*PROBLEM DESCRIPTION:* Change every "assignment.pdf" in the listing below to "homework.pdf", leaving everything else as it is.

++++++++

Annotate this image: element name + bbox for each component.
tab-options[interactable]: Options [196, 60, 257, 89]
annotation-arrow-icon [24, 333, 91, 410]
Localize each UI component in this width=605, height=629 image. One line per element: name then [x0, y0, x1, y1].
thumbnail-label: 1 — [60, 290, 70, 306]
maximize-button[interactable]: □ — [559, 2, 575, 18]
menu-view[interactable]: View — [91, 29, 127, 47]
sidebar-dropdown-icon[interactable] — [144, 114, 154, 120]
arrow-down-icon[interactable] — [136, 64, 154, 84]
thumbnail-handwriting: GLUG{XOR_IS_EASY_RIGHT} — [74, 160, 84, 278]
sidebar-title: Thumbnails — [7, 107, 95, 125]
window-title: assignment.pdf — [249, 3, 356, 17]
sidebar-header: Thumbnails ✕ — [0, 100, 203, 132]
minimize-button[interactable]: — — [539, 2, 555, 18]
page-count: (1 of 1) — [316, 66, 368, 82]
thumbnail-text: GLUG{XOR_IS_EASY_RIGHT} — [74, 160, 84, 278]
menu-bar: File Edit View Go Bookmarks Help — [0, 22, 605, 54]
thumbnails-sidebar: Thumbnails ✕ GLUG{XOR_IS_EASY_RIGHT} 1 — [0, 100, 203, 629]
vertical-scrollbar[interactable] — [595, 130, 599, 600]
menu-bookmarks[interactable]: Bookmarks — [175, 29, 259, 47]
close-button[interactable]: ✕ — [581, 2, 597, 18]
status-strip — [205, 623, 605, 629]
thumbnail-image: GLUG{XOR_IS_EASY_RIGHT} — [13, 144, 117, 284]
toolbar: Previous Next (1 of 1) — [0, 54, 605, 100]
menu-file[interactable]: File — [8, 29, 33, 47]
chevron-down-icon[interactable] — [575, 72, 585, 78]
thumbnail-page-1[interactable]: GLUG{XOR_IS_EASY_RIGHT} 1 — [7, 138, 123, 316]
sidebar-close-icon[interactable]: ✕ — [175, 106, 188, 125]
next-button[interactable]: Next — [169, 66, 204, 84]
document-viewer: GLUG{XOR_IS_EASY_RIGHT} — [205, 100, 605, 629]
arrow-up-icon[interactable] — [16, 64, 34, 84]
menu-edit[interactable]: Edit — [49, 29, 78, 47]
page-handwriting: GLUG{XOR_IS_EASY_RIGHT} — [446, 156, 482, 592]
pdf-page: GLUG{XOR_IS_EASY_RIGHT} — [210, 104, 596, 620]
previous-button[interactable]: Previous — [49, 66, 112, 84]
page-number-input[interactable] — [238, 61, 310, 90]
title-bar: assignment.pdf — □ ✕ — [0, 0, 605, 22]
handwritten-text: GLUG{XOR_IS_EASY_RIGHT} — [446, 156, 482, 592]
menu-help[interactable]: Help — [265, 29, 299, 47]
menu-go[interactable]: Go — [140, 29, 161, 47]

++++++++

*IN RESPONSE:*
Annotate this image: element name + bbox for each component.
tab-options[interactable]: Options [196, 60, 257, 89]
annotation-arrow-icon [24, 333, 91, 410]
Localize each UI component in this width=605, height=629 image. One line per element: name then [x0, y0, x1, y1].
thumbnail-label: 1 — [60, 290, 70, 306]
maximize-button[interactable]: □ — [559, 2, 575, 18]
menu-view[interactable]: View — [91, 29, 127, 47]
sidebar-dropdown-icon[interactable] — [144, 114, 154, 120]
arrow-down-icon[interactable] — [136, 64, 154, 84]
thumbnail-handwriting: GLUG{XOR_IS_EASY_RIGHT} — [74, 160, 84, 278]
sidebar-title: Thumbnails — [7, 107, 95, 125]
window-title: homework.pdf — [249, 3, 356, 17]
sidebar-header: Thumbnails ✕ — [0, 100, 203, 132]
minimize-button[interactable]: — — [539, 2, 555, 18]
page-count: (1 of 1) — [316, 66, 368, 82]
thumbnail-text: GLUG{XOR_IS_EASY_RIGHT} — [74, 160, 84, 278]
menu-bar: File Edit View Go Bookmarks Help — [0, 22, 605, 54]
thumbnails-sidebar: Thumbnails ✕ GLUG{XOR_IS_EASY_RIGHT} 1 — [0, 100, 203, 629]
vertical-scrollbar[interactable] — [595, 130, 599, 600]
menu-bookmarks[interactable]: Bookmarks — [175, 29, 259, 47]
close-button[interactable]: ✕ — [581, 2, 597, 18]
status-strip — [205, 623, 605, 629]
thumbnail-image: GLUG{XOR_IS_EASY_RIGHT} — [13, 144, 117, 284]
toolbar: Previous Next (1 of 1) — [0, 54, 605, 100]
menu-file[interactable]: File — [8, 29, 33, 47]
chevron-down-icon[interactable] — [575, 72, 585, 78]
thumbnail-page-1[interactable]: GLUG{XOR_IS_EASY_RIGHT} 1 — [7, 138, 123, 316]
sidebar-close-icon[interactable]: ✕ — [175, 106, 188, 125]
next-button[interactable]: Next — [169, 66, 204, 84]
document-viewer: GLUG{XOR_IS_EASY_RIGHT} — [205, 100, 605, 629]
arrow-up-icon[interactable] — [16, 64, 34, 84]
menu-edit[interactable]: Edit — [49, 29, 78, 47]
page-handwriting: GLUG{XOR_IS_EASY_RIGHT} — [446, 156, 482, 592]
pdf-page: GLUG{XOR_IS_EASY_RIGHT} — [210, 104, 596, 620]
previous-button[interactable]: Previous — [49, 66, 112, 84]
page-number-input[interactable] — [238, 61, 310, 90]
title-bar: homework.pdf — □ ✕ — [0, 0, 605, 22]
handwritten-text: GLUG{XOR_IS_EASY_RIGHT} — [446, 156, 482, 592]
menu-help[interactable]: Help — [265, 29, 299, 47]
menu-go[interactable]: Go — [140, 29, 161, 47]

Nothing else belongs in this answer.